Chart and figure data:

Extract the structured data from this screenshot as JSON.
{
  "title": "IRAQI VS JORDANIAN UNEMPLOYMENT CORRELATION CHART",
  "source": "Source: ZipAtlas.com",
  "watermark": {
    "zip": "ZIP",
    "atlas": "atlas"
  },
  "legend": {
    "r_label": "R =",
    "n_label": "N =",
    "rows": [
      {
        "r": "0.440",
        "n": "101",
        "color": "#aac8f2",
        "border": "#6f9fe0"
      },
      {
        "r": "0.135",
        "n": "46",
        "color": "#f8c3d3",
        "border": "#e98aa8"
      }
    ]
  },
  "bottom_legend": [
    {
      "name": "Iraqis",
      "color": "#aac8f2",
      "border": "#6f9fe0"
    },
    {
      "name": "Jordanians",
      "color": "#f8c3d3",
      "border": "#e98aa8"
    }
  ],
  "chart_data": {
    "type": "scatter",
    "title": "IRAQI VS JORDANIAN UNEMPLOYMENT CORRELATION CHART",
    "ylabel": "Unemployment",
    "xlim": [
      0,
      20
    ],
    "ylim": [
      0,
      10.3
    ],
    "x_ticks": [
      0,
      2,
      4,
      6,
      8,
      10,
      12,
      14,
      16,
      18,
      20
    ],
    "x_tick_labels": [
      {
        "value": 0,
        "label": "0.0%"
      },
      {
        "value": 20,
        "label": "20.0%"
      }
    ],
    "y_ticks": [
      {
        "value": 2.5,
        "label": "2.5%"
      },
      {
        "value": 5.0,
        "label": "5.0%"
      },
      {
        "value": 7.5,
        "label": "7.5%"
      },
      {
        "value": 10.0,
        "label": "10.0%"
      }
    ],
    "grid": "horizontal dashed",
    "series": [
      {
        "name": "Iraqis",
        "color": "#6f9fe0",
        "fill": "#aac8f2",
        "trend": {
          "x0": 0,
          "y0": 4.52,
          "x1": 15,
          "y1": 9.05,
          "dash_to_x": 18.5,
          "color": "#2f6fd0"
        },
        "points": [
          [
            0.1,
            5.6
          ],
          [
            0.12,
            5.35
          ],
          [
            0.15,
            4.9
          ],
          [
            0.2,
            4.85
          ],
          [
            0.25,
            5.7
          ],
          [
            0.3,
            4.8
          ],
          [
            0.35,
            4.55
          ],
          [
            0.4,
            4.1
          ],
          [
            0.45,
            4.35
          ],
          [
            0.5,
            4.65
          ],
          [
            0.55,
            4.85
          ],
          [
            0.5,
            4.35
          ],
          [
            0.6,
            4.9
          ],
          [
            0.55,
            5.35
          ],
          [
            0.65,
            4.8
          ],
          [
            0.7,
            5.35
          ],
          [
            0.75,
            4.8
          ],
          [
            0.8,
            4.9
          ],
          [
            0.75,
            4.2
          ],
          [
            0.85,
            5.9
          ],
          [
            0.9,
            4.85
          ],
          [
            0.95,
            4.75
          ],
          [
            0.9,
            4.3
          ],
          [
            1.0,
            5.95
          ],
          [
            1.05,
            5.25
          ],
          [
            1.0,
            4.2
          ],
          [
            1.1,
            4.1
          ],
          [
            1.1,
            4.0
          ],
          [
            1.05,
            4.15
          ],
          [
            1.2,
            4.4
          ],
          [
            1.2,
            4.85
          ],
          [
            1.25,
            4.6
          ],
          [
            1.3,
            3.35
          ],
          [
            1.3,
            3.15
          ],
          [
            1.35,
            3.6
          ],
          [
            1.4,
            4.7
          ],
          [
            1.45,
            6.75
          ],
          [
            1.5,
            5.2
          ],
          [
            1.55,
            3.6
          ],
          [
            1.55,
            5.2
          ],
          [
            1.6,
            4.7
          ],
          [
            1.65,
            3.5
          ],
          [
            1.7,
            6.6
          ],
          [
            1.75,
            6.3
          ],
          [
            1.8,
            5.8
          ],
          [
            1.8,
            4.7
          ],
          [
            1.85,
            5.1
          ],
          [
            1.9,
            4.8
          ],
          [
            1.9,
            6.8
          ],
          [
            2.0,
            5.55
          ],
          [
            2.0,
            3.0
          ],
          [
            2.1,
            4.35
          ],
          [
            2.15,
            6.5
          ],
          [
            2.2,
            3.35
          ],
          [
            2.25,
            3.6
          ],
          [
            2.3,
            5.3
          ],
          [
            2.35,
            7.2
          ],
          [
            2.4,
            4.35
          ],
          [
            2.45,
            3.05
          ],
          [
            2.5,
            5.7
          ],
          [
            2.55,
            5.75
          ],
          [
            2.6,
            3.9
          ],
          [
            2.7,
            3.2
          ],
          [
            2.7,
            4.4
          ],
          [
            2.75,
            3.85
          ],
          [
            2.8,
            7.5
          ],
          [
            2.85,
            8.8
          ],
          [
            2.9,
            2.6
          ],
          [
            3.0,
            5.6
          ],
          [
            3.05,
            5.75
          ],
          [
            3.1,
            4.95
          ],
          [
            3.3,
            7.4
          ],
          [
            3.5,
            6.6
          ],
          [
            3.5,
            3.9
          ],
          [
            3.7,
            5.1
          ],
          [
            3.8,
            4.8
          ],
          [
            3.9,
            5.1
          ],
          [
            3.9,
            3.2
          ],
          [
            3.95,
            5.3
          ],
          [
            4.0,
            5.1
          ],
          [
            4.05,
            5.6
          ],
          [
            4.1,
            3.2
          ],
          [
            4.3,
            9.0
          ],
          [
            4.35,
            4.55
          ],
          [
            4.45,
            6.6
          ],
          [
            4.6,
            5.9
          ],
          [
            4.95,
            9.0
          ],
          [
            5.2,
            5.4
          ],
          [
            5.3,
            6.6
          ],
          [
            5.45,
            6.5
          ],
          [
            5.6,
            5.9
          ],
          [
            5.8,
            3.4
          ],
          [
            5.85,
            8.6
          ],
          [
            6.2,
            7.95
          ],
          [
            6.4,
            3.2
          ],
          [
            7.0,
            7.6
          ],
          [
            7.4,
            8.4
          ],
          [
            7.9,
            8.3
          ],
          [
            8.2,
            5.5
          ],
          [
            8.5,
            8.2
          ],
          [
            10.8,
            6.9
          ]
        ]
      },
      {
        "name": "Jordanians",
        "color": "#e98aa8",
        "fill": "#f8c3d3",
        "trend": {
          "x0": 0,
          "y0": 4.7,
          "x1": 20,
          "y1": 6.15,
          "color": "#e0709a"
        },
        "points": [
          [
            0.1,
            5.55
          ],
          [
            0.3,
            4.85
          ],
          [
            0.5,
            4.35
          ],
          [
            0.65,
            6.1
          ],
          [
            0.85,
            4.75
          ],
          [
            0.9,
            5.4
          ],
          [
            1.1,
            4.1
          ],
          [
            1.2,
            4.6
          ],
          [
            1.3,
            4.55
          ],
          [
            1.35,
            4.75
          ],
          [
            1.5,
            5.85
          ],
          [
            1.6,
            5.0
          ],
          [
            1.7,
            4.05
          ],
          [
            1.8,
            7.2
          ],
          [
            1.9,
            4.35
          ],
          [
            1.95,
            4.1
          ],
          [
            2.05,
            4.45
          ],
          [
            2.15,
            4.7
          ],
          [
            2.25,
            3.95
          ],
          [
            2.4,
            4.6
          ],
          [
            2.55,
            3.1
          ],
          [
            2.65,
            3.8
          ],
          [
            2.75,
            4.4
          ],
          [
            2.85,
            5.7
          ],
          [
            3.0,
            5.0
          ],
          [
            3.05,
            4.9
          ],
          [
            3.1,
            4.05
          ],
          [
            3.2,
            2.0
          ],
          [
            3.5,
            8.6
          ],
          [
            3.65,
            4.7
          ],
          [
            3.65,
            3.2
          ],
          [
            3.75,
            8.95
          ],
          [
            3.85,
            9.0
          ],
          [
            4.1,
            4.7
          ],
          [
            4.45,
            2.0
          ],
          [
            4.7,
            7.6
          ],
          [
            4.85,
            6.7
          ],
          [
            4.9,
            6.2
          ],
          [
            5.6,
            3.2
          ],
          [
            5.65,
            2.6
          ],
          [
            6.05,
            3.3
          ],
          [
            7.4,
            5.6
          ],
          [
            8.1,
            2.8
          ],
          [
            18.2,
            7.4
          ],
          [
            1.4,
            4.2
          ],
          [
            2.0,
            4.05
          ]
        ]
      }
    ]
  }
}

TASK DETAILS: Pull out all lines in the data above that include "title".

COMPLETE RESPONSE:
  "title": "IRAQI VS JORDANIAN UNEMPLOYMENT CORRELATION CHART",
    "title": "IRAQI VS JORDANIAN UNEMPLOYMENT CORRELATION CHART",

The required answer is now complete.